((

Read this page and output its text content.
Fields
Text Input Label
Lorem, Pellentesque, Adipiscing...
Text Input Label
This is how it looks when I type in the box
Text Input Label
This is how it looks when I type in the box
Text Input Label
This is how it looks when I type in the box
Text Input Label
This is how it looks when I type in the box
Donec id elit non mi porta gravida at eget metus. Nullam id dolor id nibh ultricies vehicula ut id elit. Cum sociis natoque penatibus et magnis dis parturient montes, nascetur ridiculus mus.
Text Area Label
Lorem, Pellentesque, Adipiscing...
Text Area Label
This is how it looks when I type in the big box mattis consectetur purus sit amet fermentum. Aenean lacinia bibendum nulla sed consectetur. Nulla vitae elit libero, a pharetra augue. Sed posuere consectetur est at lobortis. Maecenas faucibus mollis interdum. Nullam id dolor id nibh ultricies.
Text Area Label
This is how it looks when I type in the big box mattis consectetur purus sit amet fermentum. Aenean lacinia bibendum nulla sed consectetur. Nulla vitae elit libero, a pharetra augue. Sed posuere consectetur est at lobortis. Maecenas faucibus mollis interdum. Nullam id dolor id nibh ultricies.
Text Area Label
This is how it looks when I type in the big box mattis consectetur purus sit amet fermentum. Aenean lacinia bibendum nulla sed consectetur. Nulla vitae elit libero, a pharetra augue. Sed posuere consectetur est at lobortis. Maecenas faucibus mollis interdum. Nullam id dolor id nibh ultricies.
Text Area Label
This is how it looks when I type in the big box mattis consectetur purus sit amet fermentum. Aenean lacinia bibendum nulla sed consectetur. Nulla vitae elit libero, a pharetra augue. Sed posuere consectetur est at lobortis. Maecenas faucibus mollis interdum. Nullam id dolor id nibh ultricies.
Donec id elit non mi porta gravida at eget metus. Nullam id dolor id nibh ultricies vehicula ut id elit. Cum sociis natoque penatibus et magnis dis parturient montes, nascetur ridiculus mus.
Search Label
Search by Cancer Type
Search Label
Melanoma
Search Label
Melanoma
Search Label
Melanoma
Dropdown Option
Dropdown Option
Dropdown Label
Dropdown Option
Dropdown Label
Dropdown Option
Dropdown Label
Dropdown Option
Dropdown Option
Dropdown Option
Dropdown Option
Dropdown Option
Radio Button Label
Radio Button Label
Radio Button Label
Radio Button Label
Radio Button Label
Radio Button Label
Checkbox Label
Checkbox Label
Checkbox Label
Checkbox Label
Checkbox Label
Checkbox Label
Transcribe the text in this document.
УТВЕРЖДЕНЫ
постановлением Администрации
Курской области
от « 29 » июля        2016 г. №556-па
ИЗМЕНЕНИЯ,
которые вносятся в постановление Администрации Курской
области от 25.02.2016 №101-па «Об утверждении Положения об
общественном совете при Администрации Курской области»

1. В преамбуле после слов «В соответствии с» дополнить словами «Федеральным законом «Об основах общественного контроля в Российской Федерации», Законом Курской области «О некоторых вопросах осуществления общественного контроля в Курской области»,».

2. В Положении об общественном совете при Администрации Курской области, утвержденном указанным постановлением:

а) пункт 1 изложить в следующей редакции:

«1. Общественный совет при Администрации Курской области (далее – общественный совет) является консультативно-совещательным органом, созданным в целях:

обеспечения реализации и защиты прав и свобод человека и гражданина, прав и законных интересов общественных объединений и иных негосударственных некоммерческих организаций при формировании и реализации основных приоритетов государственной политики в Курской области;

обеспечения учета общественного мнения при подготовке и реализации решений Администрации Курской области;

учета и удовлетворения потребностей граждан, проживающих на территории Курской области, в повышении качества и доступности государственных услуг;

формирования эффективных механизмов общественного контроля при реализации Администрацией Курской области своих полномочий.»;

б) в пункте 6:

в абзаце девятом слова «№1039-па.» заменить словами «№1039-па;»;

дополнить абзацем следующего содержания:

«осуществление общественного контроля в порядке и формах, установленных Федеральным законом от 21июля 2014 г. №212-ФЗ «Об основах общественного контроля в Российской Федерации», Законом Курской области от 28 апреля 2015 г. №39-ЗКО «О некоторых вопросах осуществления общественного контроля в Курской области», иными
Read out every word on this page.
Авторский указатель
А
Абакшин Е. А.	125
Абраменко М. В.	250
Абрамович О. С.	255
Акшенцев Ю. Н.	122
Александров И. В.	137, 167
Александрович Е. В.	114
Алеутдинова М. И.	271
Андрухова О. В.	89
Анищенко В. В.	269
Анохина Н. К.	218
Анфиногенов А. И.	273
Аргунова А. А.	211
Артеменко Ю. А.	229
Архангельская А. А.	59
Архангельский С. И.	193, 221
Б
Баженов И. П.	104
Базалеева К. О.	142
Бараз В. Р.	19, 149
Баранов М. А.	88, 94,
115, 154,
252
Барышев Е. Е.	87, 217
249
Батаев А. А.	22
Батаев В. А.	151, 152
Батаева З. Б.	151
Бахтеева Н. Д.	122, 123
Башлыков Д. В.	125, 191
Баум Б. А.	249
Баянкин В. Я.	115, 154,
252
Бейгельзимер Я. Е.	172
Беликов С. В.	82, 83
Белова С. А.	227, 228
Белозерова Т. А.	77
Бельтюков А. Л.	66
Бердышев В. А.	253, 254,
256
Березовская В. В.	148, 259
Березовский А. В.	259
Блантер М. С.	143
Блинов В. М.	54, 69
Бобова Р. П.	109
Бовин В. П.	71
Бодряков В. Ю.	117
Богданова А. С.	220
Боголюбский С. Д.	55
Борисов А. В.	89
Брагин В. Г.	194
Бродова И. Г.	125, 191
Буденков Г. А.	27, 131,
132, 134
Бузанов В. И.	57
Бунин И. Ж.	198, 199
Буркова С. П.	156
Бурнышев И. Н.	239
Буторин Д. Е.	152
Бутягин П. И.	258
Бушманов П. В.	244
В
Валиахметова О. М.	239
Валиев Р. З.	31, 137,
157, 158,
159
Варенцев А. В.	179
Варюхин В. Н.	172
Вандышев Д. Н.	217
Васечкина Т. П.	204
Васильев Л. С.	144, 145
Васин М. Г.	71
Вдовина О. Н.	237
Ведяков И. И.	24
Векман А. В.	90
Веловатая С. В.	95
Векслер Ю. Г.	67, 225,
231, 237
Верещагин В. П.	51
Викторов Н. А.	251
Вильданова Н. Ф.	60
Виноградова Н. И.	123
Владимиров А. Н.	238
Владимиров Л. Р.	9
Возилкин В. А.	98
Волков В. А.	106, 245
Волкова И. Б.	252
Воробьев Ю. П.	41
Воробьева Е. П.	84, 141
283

))

Retype the material in full, character for character.

COMPLETE RESPONSE |
Read this page and output its text content.
Fields
Text Input Label
Lorem, Pellentesque, Adipiscing...
Text Input Label
This is how it looks when I type in the box
Text Input Label
This is how it looks when I type in the box
Text Input Label
This is how it looks when I type in the box
Text Input Label
This is how it looks when I type in the box
Donec id elit non mi porta gravida at eget metus. Nullam id dolor id nibh ultricies vehicula ut id elit. Cum sociis natoque penatibus et magnis dis parturient montes, nascetur ridiculus mus.
Text Area Label
Lorem, Pellentesque, Adipiscing...
Text Area Label
This is how it looks when I type in the big box mattis consectetur purus sit amet fermentum. Aenean lacinia bibendum nulla sed consectetur. Nulla vitae elit libero, a pharetra augue. Sed posuere consectetur est at lobortis. Maecenas faucibus mollis interdum. Nullam id dolor id nibh ultricies.
Text Area Label
This is how it looks when I type in the big box mattis consectetur purus sit amet fermentum. Aenean lacinia bibendum nulla sed consectetur. Nulla vitae elit libero, a pharetra augue. Sed posuere consectetur est at lobortis. Maecenas faucibus mollis interdum. Nullam id dolor id nibh ultricies.
Text Area Label
This is how it looks when I type in the big box mattis consectetur purus sit amet fermentum. Aenean lacinia bibendum nulla sed consectetur. Nulla vitae elit libero, a pharetra augue. Sed posuere consectetur est at lobortis. Maecenas faucibus mollis interdum. Nullam id dolor id nibh ultricies.
Text Area Label
This is how it looks when I type in the big box mattis consectetur purus sit amet fermentum. Aenean lacinia bibendum nulla sed consectetur. Nulla vitae elit libero, a pharetra augue. Sed posuere consectetur est at lobortis. Maecenas faucibus mollis interdum. Nullam id dolor id nibh ultricies.
Donec id elit non mi porta gravida at eget metus. Nullam id dolor id nibh ultricies vehicula ut id elit. Cum sociis natoque penatibus et magnis dis parturient montes, nascetur ridiculus mus.
Search Label
Search by Cancer Type
Search Label
Melanoma
Search Label
Melanoma
Search Label
Melanoma
Dropdown Option
Dropdown Option
Dropdown Label
Dropdown Option
Dropdown Label
Dropdown Option
Dropdown Label
Dropdown Option
Dropdown Option
Dropdown Option
Dropdown Option
Dropdown Option
Radio Button Label
Radio Button Label
Radio Button Label
Radio Button Label
Radio Button Label
Radio Button Label
Checkbox Label
Checkbox Label
Checkbox Label
Checkbox Label
Checkbox Label
Checkbox Label
Transcribe the text in this document.
УТВЕРЖДЕНЫ
постановлением Администрации
Курской области
от « 29 » июля        2016 г. №556-па
ИЗМЕНЕНИЯ,
которые вносятся в постановление Администрации Курской
области от 25.02.2016 №101-па «Об утверждении Положения об
общественном совете при Администрации Курской области»

1. В преамбуле после слов «В соответствии с» дополнить словами «Федеральным законом «Об основах общественного контроля в Российской Федерации», Законом Курской области «О некоторых вопросах осуществления общественного контроля в Курской области»,».

2. В Положении об общественном совете при Администрации Курской области, утвержденном указанным постановлением:

а) пункт 1 изложить в следующей редакции:

«1. Общественный совет при Администрации Курской области (далее – общественный совет) является консультативно-совещательным органом, созданным в целях:

обеспечения реализации и защиты прав и свобод человека и гражданина, прав и законных интересов общественных объединений и иных негосударственных некоммерческих организаций при формировании и реализации основных приоритетов государственной политики в Курской области;

обеспечения учета общественного мнения при подготовке и реализации решений Администрации Курской области;

учета и удовлетворения потребностей граждан, проживающих на территории Курской области, в повышении качества и доступности государственных услуг;

формирования эффективных механизмов общественного контроля при реализации Администрацией Курской области своих полномочий.»;

б) в пункте 6:

в абзаце девятом слова «№1039-па.» заменить словами «№1039-па;»;

дополнить абзацем следующего содержания:

«осуществление общественного контроля в порядке и формах, установленных Федеральным законом от 21июля 2014 г. №212-ФЗ «Об основах общественного контроля в Российской Федерации», Законом Курской области от 28 апреля 2015 г. №39-ЗКО «О некоторых вопросах осуществления общественного контроля в Курской области», иными
Read out every word on this page.
Авторский указатель
А
Абакшин Е. А.	125
Абраменко М. В.	250
Абрамович О. С.	255
Акшенцев Ю. Н.	122
Александров И. В.	137, 167
Александрович Е. В.	114
Алеутдинова М. И.	271
Андрухова О. В.	89
Анищенко В. В.	269
Анохина Н. К.	218
Анфиногенов А. И.	273
Аргунова А. А.	211
Артеменко Ю. А.	229
Архангельская А. А.	59
Архангельский С. И.	193, 221
Б
Баженов И. П.	104
Базалеева К. О.	142
Бараз В. Р.	19, 149
Баранов М. А.	88, 94,
115, 154,
252
Барышев Е. Е.	87, 217
249
Батаев А. А.	22
Батаев В. А.	151, 152
Батаева З. Б.	151
Бахтеева Н. Д.	122, 123
Башлыков Д. В.	125, 191
Баум Б. А.	249
Баянкин В. Я.	115, 154,
252
Бейгельзимер Я. Е.	172
Беликов С. В.	82, 83
Белова С. А.	227, 228
Белозерова Т. А.	77
Бельтюков А. Л.	66
Бердышев В. А.	253, 254,
256
Березовская В. В.	148, 259
Березовский А. В.	259
Блантер М. С.	143
Блинов В. М.	54, 69
Бобова Р. П.	109
Бовин В. П.	71
Бодряков В. Ю.	117
Богданова А. С.	220
Боголюбский С. Д.	55
Борисов А. В.	89
Брагин В. Г.	194
Бродова И. Г.	125, 191
Буденков Г. А.	27, 131,
132, 134
Бузанов В. И.	57
Бунин И. Ж.	198, 199
Буркова С. П.	156
Бурнышев И. Н.	239
Буторин Д. Е.	152
Бутягин П. И.	258
Бушманов П. В.	244
В
Валиахметова О. М.	239
Валиев Р. З.	31, 137,
157, 158,
159
Варенцев А. В.	179
Варюхин В. Н.	172
Вандышев Д. Н.	217
Васечкина Т. П.	204
Васильев Л. С.	144, 145
Васин М. Г.	71
Вдовина О. Н.	237
Ведяков И. И.	24
Векман А. В.	90
Веловатая С. В.	95
Векслер Ю. Г.	67, 225,
231, 237
Верещагин В. П.	51
Викторов Н. А.	251
Вильданова Н. Ф.	60
Виноградова Н. И.	123
Владимиров А. Н.	238
Владимиров Л. Р.	9
Возилкин В. А.	98
Волков В. А.	106, 245
Волкова И. Б.	252
Воробьев Ю. П.	41
Воробьева Е. П.	84, 141
283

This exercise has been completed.